• [Task goal]: Determine which lines of the records include the word "Emitting", and copy them.
#####
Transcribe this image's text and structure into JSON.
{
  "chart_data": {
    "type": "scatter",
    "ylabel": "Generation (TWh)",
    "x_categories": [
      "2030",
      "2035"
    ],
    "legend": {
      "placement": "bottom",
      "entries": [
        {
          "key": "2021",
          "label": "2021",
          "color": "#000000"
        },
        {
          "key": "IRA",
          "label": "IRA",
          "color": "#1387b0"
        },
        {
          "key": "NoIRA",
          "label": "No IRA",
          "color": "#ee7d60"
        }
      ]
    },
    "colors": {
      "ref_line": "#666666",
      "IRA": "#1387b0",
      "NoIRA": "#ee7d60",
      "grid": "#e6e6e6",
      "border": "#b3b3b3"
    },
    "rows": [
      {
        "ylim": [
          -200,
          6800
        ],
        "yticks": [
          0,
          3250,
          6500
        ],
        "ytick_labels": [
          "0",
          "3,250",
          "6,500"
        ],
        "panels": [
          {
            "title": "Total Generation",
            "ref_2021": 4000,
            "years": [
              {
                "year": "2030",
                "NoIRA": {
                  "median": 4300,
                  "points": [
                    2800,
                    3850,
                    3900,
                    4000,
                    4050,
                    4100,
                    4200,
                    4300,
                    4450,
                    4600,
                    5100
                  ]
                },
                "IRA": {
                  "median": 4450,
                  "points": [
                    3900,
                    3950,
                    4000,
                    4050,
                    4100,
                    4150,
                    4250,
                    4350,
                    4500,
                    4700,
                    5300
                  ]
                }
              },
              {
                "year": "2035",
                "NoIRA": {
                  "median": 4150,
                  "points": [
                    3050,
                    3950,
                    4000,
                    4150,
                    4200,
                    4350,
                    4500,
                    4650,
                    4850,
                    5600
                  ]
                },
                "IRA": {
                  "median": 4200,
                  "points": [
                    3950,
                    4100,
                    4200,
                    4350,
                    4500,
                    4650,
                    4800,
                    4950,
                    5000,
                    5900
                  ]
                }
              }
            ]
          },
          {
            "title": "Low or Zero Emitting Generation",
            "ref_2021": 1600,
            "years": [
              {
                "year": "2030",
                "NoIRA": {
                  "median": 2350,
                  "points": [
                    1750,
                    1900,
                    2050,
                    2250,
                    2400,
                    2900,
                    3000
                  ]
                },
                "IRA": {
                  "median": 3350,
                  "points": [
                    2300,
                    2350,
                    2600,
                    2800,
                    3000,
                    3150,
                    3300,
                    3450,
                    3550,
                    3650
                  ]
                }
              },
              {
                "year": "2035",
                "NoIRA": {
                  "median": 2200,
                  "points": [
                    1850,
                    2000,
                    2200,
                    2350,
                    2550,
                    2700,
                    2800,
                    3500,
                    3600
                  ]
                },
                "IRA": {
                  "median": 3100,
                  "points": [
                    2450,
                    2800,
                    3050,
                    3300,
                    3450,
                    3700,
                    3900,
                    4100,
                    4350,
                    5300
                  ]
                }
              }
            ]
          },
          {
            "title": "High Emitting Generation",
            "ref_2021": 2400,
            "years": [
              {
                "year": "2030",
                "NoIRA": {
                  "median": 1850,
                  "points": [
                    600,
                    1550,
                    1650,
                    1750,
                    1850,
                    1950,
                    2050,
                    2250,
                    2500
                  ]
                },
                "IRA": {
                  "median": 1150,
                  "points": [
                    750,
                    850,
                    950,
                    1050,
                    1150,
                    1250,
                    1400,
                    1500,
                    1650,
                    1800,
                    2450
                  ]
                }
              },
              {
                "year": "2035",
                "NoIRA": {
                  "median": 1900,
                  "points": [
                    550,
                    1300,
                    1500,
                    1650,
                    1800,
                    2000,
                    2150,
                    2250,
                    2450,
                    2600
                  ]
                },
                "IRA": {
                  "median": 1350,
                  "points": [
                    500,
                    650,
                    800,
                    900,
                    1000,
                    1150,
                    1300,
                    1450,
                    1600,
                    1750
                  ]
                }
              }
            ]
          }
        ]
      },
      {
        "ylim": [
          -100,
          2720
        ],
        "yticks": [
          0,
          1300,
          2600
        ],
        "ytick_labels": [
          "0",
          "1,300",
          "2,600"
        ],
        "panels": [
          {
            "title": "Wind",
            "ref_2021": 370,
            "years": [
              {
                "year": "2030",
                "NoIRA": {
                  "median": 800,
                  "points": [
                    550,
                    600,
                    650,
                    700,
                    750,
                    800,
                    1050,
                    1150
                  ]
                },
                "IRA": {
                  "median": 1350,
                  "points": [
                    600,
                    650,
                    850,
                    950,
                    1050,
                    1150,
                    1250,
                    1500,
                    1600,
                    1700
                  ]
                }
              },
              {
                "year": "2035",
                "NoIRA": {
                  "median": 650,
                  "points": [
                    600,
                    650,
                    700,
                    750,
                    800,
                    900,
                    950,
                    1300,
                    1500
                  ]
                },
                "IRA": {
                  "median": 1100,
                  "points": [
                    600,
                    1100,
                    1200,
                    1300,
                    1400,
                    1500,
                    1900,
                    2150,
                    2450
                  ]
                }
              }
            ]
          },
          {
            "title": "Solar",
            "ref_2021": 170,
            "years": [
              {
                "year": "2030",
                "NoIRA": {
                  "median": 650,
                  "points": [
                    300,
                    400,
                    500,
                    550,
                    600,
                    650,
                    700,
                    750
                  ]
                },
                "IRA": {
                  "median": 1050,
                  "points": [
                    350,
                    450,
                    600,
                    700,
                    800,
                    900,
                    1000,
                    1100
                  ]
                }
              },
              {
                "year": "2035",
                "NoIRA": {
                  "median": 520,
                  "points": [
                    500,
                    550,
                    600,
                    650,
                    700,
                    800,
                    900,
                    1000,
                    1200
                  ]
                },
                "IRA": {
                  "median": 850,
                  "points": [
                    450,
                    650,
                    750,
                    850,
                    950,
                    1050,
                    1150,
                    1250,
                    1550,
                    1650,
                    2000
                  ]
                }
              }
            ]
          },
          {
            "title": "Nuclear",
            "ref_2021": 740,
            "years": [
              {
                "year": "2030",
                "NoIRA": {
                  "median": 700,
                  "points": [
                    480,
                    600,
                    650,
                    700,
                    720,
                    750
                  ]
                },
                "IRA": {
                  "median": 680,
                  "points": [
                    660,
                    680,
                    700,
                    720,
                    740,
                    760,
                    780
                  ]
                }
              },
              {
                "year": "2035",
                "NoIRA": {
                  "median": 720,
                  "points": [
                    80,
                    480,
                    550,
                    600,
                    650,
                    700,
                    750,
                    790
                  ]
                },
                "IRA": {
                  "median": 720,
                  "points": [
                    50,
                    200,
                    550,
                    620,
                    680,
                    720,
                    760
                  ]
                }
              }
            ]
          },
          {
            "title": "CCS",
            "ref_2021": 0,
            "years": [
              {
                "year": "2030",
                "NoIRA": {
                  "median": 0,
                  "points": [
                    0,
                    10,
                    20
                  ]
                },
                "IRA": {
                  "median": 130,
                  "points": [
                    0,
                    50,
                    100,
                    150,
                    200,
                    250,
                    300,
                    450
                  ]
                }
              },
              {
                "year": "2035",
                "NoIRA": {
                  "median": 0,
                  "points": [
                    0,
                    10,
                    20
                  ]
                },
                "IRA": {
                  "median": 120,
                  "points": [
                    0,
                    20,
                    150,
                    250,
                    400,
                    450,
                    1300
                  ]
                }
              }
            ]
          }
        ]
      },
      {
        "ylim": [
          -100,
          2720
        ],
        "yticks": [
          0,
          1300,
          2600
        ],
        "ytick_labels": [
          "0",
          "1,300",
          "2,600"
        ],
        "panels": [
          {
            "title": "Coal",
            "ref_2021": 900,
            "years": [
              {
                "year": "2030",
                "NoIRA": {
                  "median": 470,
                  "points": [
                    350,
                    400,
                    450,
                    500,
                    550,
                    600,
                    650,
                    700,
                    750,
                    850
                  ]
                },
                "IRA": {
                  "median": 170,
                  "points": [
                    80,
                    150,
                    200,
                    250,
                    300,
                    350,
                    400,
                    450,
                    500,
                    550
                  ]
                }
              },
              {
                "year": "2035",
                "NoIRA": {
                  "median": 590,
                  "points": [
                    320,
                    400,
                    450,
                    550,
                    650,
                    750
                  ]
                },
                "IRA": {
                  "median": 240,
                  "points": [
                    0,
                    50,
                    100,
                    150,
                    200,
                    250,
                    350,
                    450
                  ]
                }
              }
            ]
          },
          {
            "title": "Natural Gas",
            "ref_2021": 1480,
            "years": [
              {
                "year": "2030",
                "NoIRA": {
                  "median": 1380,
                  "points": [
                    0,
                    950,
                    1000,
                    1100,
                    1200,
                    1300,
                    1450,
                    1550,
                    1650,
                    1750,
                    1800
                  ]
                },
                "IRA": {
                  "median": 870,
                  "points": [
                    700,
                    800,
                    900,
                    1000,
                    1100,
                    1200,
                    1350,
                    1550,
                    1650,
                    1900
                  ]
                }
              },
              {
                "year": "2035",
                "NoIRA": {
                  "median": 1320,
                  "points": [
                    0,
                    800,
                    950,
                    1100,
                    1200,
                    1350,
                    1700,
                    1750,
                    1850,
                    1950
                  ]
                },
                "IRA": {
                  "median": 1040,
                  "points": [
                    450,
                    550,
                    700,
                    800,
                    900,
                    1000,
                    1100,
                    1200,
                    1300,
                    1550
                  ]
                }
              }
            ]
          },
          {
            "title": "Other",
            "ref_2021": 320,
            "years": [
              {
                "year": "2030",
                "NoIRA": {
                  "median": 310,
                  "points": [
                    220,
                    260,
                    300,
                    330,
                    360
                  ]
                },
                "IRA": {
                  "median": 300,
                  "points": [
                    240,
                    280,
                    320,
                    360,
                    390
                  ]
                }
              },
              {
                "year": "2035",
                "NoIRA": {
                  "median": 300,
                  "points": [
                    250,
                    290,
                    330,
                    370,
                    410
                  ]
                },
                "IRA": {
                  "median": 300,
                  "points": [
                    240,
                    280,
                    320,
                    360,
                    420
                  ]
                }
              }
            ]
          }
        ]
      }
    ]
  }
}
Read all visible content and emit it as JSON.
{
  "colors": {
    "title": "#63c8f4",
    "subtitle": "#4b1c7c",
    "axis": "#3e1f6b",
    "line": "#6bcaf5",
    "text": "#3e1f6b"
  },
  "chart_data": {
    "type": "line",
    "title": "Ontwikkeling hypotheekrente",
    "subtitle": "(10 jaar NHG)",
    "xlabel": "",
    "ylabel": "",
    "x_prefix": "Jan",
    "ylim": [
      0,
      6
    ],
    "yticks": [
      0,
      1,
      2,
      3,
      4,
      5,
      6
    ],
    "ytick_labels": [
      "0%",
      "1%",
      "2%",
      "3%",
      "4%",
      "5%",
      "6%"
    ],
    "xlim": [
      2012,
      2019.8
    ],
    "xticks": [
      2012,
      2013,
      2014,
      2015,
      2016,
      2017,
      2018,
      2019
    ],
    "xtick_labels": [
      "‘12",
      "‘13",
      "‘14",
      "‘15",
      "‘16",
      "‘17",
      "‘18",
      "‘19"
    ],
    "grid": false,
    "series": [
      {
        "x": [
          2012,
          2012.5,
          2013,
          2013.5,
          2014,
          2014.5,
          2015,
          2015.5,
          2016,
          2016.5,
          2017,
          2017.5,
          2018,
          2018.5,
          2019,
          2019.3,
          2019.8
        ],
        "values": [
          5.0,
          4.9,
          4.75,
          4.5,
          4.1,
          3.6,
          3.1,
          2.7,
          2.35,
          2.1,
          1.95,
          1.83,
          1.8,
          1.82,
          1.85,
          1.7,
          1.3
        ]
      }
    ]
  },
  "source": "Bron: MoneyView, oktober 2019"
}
#####
• [Task response]:
            "title": "Low or Zero Emitting Generation",
            "title": "High Emitting Generation",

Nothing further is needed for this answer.